## Task requirements
**A.** In the rail service history text, what year did Metro-North take over service north of Suffern?
**B.** Reproduce the rail service history text word for word, starting at "In 1963, the" and ending at "Lackawanna Hoboken Terminal.".

*** Exercise text ***

In 1963, the Erie Main Line south of Paterson to its connection with the Bergen County Line south of Carlton Hill in Rutherford was abandoned and service began using the former Lackawanna Boonton Branch south of Paterson via the Lyndhurst Draw and Upper Hack Lift bridges as the route through downtown Passaic was abandoned. Nominal Boonton Line service began using the Erie's Greenwood Lake division up to its junction with the Lackawanna Boonton Branch at Mountain View in Wayne as the Lackawanna right-of-way in Paterson was used for the construction of Interstate 80 and New Jersey State Highway 19. The Erie Jersey City terminal was abandoned circa 1959 after all Erie service had moved to the Lackawanna Hoboken Terminal.

Service under Erie Lackawanna introduced new GE U34CH diesels and Comet I cars in 1970 which lasted under NJ DOT and Conrail into the NJ Transit era. Metro-North took over service north of Suffern in 1983. Effective April 18, 1983, Metro-North Railroad shifted its Port Jervis Line service to run on the Graham Line freight bypass, thus ending the direct passenger route from Harriman through Monroe and Goshen to Middletown. Service was increased along with the opening of the Secaucus Junction station in late 2003.

*** End of Exercise text ***
*** Data for analysis ***

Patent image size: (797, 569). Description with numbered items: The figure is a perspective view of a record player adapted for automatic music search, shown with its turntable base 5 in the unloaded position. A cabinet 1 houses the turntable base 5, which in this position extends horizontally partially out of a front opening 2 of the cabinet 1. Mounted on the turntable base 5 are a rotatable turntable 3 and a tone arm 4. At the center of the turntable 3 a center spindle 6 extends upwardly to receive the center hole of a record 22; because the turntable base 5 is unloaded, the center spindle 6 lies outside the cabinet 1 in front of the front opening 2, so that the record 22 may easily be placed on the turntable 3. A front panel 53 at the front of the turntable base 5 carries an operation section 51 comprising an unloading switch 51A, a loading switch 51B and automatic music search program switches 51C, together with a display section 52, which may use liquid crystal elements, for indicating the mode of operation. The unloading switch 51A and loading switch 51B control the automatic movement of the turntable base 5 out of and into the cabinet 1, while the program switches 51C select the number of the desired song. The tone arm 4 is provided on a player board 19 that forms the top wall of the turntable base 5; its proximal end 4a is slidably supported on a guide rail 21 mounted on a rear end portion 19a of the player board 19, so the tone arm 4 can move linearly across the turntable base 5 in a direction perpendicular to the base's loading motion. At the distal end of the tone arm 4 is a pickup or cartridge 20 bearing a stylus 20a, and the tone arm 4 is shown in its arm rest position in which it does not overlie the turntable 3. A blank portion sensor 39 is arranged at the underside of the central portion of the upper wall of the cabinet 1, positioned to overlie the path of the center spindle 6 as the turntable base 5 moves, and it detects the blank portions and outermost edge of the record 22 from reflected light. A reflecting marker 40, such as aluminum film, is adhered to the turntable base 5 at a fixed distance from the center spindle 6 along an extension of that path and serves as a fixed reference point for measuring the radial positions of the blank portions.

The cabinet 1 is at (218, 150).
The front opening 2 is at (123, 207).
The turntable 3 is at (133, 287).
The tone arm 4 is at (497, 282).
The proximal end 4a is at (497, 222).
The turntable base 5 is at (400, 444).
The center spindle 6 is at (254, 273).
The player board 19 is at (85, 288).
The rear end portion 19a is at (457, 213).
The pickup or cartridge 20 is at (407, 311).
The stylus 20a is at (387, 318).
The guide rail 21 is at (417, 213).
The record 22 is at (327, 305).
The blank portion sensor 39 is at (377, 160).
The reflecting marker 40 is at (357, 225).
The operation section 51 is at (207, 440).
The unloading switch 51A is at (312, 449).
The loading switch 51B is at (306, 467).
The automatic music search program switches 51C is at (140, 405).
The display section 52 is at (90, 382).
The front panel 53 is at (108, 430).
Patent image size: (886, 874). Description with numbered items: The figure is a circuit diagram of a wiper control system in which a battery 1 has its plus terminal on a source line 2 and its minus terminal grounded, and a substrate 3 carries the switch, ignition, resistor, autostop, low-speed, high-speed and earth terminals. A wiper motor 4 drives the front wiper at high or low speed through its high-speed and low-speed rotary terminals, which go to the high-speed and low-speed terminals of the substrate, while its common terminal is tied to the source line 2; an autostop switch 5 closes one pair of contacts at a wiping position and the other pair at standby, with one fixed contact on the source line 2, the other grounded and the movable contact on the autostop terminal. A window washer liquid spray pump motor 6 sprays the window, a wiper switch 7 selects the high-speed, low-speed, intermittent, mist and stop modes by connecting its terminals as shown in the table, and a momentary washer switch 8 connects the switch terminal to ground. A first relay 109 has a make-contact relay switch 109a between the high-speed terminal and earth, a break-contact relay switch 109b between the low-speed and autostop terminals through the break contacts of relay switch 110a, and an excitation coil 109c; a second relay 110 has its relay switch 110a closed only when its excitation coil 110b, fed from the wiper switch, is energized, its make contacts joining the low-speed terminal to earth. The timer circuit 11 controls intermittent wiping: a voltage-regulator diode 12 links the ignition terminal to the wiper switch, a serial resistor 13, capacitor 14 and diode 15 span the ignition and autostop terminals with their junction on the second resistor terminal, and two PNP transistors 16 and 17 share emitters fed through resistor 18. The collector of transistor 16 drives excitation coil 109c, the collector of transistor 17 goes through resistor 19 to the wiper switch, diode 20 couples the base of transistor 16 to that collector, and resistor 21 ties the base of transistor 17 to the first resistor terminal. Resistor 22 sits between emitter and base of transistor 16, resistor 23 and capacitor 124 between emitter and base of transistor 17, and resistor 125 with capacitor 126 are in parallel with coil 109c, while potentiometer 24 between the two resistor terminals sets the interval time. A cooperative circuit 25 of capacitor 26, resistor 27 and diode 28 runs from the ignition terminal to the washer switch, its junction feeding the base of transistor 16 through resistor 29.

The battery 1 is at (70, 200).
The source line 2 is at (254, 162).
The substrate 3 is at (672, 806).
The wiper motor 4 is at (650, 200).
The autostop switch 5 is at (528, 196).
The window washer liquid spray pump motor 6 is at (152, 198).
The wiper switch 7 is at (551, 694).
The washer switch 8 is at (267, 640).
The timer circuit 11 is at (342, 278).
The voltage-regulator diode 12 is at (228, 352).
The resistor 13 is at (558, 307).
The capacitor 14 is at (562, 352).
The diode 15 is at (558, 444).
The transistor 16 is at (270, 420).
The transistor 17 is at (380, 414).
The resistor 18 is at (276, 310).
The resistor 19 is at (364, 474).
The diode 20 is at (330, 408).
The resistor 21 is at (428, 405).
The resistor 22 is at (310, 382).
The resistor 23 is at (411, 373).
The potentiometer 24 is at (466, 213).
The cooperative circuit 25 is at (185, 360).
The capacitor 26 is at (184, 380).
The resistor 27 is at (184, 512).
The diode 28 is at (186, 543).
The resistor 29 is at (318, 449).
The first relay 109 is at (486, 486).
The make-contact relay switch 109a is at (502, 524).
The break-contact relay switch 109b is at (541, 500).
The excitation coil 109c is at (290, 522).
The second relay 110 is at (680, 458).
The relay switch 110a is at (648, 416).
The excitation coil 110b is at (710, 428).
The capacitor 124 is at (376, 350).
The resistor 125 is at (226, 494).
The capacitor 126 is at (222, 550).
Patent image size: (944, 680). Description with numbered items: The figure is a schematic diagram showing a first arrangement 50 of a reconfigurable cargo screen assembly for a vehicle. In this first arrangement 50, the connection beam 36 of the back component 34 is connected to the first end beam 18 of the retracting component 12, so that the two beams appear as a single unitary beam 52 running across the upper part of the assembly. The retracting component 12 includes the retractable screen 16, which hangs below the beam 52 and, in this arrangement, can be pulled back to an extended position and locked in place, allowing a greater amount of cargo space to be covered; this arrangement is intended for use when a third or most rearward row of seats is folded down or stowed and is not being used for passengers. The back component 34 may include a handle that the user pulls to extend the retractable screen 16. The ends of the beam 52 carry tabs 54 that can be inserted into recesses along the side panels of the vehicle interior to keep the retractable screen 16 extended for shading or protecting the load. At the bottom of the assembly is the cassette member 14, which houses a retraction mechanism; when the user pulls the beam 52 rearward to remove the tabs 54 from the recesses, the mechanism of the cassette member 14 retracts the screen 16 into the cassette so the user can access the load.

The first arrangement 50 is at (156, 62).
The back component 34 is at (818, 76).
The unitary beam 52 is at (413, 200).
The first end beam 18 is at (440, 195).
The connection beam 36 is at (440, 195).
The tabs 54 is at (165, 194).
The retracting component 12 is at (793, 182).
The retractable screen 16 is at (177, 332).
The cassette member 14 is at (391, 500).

*** End of Data for analysis ***

## Solved tasks
**A.** 1983

**B.**
In 1963, the Erie Main Line south of Paterson to its connection with the Bergen County Line south of Carlton Hill in Rutherford was abandoned and service began using the former Lackawanna Boonton Branch south of Paterson via the Lyndhurst Draw and Upper Hack Lift bridges as the route through downtown Passaic was abandoned. Nominal Boonton Line service began using the Erie's Greenwood Lake division up to its junction with the Lackawanna Boonton Branch at Mountain View in Wayne as the Lackawanna right-of-way in Paterson was used for the construction of Interstate 80 and New Jersey State Highway 19. The Erie Jersey City terminal was abandoned circa 1959 after all Erie service had moved to the Lackawanna Hoboken Terminal.